Extracted information
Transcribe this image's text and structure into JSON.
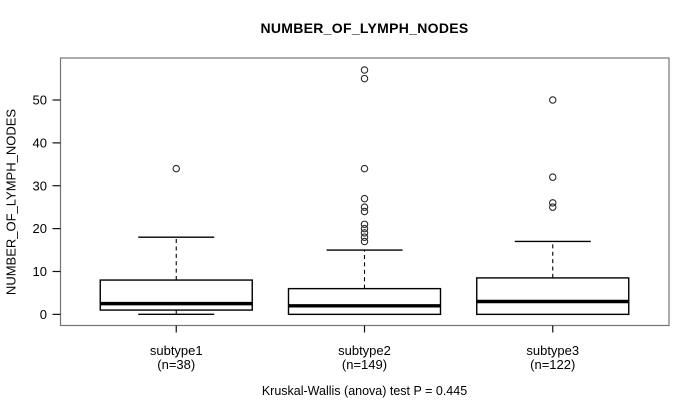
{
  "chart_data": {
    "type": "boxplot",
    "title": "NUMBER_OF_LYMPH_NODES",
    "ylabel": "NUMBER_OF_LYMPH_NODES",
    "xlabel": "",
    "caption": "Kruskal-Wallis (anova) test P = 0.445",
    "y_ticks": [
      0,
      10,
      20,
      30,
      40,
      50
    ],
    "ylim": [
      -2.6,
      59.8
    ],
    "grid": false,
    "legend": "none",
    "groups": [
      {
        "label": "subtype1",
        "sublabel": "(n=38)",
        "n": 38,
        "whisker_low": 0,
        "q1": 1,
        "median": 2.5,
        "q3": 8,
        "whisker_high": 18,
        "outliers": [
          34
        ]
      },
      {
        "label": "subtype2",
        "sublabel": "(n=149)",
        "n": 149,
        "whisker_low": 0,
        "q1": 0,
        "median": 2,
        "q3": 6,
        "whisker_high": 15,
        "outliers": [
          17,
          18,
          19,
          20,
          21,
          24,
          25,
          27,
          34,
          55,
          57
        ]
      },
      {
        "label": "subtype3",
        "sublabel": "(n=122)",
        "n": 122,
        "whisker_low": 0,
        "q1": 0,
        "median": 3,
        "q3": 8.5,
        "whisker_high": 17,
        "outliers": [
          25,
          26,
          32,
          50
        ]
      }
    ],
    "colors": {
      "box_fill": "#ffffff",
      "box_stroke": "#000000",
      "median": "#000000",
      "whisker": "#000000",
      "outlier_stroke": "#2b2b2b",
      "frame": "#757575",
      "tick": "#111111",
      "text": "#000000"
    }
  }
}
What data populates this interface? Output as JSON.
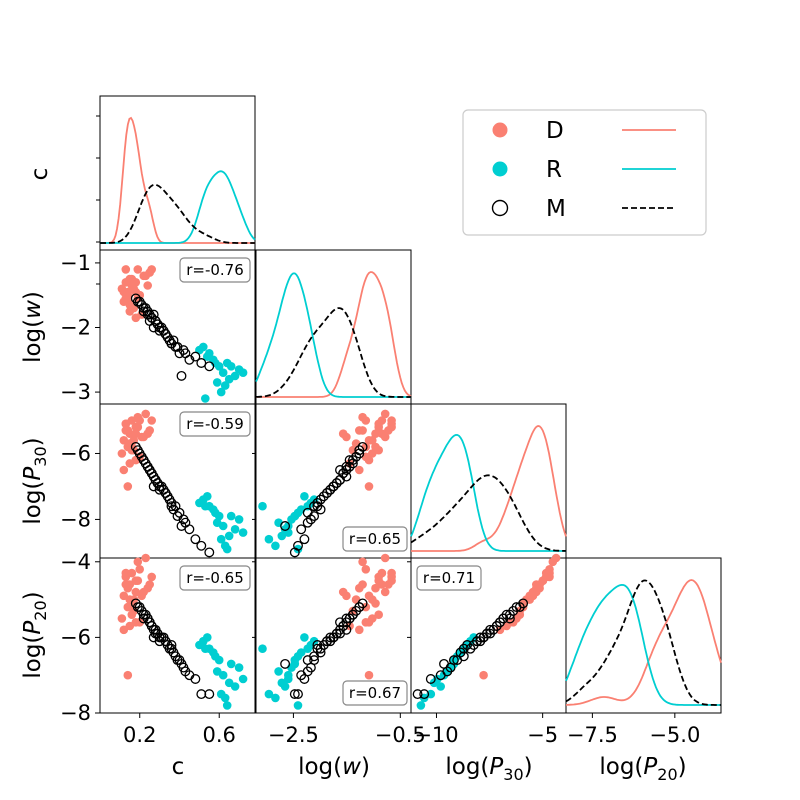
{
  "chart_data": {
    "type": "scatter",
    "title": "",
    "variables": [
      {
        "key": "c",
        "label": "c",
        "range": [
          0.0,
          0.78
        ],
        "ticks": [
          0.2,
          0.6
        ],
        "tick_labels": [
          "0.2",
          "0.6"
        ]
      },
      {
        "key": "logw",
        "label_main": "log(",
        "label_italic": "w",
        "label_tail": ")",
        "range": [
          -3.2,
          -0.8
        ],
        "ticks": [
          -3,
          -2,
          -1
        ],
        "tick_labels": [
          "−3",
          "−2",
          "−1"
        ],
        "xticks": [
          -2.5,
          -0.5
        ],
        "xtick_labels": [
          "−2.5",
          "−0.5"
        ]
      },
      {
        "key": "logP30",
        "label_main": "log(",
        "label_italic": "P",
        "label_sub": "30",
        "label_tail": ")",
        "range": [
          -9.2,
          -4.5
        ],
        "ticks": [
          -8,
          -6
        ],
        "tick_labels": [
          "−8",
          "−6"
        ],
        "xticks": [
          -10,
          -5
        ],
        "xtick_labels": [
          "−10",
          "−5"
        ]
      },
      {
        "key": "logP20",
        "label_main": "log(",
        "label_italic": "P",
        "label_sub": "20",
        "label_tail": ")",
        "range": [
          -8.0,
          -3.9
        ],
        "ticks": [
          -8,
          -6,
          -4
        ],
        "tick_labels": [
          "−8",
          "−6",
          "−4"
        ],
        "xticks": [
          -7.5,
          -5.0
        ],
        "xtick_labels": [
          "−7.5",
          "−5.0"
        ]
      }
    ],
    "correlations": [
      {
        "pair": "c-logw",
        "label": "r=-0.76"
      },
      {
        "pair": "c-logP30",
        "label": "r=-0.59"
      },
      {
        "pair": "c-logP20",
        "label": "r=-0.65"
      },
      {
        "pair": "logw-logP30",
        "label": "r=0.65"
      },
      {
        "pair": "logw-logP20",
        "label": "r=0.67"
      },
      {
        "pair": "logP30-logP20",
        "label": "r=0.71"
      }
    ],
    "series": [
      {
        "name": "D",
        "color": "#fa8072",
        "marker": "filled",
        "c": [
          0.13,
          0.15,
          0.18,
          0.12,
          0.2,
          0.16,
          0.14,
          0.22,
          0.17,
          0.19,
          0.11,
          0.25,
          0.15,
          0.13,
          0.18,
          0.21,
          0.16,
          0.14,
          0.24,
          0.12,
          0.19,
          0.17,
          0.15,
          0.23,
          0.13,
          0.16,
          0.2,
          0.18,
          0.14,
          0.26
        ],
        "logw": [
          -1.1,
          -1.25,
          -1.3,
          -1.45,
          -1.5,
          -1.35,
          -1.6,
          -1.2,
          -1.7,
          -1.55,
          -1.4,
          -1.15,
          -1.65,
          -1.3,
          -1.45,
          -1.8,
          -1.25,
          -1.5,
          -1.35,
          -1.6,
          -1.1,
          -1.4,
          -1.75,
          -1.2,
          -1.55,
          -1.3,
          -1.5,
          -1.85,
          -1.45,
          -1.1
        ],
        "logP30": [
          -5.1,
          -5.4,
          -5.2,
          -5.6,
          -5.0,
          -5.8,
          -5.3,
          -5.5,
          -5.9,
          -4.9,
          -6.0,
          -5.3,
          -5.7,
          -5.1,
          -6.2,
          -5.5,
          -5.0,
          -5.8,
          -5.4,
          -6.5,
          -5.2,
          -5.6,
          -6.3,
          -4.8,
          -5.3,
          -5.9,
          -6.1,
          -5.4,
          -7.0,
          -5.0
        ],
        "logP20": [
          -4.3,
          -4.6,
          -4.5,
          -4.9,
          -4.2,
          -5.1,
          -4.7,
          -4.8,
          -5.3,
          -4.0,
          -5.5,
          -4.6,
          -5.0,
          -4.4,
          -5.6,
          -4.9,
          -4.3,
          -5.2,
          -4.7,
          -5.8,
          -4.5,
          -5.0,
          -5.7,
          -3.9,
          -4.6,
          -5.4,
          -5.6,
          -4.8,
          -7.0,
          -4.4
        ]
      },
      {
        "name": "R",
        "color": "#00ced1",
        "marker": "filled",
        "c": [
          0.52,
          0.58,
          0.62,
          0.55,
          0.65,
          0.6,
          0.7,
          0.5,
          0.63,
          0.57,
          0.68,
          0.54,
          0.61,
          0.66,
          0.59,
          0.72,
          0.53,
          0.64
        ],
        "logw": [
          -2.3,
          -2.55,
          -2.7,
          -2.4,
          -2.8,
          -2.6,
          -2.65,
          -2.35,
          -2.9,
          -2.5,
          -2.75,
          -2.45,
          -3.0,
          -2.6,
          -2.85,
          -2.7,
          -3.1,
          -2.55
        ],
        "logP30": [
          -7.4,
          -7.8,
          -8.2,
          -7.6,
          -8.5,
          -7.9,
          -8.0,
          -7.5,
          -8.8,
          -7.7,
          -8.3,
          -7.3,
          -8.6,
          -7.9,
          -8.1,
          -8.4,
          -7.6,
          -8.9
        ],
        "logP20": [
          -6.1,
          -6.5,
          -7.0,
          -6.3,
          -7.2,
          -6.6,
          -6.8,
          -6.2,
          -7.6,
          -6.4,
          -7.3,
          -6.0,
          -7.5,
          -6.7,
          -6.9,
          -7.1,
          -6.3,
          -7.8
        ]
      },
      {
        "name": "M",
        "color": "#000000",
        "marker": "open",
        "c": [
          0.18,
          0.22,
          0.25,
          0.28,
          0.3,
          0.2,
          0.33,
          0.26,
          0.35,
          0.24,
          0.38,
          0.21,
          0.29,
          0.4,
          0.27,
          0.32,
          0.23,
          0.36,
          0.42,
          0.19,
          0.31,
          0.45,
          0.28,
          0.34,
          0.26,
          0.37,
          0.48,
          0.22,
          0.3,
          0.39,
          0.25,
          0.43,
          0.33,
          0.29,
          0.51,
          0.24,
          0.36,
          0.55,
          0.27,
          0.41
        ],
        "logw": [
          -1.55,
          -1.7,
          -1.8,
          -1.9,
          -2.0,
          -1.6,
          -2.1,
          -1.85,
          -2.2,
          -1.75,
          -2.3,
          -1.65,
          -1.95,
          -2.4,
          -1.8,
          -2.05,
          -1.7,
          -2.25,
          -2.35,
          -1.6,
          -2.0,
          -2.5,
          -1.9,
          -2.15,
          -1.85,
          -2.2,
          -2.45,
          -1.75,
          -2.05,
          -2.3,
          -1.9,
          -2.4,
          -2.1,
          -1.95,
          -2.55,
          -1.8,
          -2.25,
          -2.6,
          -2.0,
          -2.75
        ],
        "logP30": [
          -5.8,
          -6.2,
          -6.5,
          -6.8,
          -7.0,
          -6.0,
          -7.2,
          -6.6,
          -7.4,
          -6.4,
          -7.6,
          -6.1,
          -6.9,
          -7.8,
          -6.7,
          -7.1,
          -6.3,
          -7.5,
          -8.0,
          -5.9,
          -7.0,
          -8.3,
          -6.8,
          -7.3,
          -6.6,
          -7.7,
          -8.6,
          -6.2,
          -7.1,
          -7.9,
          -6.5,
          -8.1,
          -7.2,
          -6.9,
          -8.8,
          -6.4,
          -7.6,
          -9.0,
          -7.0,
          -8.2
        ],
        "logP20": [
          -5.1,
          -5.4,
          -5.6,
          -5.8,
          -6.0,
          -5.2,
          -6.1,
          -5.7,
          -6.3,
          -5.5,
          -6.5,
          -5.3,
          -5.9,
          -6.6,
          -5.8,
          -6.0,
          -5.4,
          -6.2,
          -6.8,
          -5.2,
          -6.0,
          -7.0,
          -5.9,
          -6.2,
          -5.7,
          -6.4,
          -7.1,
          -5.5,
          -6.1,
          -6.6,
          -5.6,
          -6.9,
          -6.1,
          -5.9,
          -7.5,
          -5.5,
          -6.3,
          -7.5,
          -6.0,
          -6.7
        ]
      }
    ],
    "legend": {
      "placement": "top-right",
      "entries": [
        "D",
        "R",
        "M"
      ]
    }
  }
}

Set task
Check each line of the records for the word "median" and extract those that contain it.

Written solution
        "median": 2.5,
        "median": 2,
        "median": 3,
      "median": "#000000",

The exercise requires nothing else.